::: Records supplied :::

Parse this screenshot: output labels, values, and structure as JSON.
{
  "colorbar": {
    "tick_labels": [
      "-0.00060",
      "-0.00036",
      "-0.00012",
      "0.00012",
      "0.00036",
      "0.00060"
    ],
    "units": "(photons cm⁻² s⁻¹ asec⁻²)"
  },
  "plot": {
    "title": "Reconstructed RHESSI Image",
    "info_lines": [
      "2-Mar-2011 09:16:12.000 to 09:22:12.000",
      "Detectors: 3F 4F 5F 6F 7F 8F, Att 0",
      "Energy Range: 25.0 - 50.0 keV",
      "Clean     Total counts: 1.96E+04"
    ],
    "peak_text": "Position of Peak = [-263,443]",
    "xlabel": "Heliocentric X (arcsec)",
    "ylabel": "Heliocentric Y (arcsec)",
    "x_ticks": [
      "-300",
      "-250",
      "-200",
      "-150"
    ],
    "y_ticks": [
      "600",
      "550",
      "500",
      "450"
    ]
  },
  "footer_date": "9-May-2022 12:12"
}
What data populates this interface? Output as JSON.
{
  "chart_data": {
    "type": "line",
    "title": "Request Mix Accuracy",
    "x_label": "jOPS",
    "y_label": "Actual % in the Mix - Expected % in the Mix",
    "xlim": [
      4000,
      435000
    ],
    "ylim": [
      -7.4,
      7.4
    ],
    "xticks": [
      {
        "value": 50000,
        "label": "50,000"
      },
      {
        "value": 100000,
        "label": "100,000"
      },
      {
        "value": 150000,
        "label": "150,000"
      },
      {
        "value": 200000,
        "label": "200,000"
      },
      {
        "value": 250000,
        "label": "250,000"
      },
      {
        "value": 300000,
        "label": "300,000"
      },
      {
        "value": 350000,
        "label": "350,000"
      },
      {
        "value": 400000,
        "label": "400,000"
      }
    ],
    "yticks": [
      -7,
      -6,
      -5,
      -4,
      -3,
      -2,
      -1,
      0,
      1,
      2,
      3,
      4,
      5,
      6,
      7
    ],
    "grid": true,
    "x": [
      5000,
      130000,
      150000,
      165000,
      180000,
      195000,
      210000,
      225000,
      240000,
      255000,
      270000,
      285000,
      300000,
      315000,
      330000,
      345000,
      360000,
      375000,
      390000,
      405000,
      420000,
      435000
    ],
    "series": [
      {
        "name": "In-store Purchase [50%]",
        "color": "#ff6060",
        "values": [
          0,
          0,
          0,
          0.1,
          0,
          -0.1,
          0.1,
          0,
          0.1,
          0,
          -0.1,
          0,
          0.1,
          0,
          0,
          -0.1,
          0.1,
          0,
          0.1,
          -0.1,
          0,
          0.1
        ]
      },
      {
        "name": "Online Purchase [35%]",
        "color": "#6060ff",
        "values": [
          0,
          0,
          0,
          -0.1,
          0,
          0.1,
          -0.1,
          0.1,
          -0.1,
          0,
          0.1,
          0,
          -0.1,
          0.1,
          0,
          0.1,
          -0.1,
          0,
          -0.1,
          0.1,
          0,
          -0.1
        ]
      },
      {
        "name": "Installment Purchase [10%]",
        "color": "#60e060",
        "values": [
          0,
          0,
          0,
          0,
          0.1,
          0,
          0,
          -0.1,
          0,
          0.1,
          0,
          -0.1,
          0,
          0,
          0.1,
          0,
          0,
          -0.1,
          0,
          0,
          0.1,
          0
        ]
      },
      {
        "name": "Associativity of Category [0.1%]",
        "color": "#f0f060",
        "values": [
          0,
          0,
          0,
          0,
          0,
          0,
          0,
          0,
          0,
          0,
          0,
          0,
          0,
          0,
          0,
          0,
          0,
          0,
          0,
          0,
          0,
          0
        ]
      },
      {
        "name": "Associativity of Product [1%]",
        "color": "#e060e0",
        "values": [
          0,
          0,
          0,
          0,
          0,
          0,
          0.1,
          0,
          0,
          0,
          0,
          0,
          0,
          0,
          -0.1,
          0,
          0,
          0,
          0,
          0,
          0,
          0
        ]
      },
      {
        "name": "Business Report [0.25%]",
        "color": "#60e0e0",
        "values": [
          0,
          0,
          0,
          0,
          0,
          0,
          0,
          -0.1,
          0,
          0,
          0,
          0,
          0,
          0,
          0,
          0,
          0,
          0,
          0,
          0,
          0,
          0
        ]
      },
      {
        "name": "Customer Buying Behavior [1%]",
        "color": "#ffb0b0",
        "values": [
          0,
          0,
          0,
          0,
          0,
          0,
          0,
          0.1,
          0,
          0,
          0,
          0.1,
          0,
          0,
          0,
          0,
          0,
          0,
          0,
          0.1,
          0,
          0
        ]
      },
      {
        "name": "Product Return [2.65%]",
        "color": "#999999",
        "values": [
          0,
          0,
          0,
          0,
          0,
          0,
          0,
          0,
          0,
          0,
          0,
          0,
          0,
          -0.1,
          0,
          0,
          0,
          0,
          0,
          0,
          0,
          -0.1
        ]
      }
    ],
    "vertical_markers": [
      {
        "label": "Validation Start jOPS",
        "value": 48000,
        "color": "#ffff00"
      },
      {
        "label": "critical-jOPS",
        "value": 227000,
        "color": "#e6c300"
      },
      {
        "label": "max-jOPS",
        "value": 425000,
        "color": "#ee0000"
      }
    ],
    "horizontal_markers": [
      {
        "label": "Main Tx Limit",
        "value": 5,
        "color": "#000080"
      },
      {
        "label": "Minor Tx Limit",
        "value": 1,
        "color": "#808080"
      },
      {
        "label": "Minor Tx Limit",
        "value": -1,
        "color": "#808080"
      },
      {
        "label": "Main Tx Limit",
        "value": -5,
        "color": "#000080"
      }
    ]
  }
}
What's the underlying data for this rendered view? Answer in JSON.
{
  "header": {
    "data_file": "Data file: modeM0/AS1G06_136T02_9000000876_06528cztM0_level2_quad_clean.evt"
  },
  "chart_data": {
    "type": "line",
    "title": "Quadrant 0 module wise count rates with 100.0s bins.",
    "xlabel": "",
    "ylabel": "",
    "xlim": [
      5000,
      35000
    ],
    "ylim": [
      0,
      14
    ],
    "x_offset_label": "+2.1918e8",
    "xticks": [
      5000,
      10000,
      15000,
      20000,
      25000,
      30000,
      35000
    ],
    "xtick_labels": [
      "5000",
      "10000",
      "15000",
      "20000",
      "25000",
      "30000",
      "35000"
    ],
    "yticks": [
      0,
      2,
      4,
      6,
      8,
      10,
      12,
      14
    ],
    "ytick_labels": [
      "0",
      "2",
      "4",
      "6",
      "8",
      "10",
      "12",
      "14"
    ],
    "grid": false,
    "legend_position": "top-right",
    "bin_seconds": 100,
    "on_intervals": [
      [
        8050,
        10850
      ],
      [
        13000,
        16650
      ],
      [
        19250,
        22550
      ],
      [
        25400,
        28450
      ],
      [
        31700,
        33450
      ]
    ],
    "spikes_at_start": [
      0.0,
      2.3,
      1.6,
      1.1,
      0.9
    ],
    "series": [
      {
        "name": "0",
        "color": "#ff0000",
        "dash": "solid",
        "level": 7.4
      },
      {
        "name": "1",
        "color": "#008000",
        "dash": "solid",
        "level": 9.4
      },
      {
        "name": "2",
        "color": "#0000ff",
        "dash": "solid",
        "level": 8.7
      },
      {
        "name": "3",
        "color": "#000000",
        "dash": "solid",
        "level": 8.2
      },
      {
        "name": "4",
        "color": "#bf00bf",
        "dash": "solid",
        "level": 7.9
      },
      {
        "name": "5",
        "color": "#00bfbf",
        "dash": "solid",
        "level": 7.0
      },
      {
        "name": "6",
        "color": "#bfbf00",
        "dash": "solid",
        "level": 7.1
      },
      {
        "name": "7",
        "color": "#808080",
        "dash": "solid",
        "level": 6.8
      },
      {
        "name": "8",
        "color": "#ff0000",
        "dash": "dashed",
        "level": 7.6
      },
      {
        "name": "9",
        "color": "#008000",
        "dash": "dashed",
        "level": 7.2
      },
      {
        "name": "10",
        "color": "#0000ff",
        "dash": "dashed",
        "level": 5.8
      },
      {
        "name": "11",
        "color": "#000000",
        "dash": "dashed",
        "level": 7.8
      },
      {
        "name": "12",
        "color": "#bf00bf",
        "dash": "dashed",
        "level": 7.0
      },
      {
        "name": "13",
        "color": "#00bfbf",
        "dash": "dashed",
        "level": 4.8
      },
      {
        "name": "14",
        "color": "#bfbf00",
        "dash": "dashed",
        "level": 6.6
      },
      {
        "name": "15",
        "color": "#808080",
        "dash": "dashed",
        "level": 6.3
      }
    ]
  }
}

:::

### Given request
From the entries above, pull out each line that includes "Purchase".

### Exercise response
        "name": "In-store Purchase [50%]",
        "name": "Online Purchase [35%]",
        "name": "Installment Purchase [10%]",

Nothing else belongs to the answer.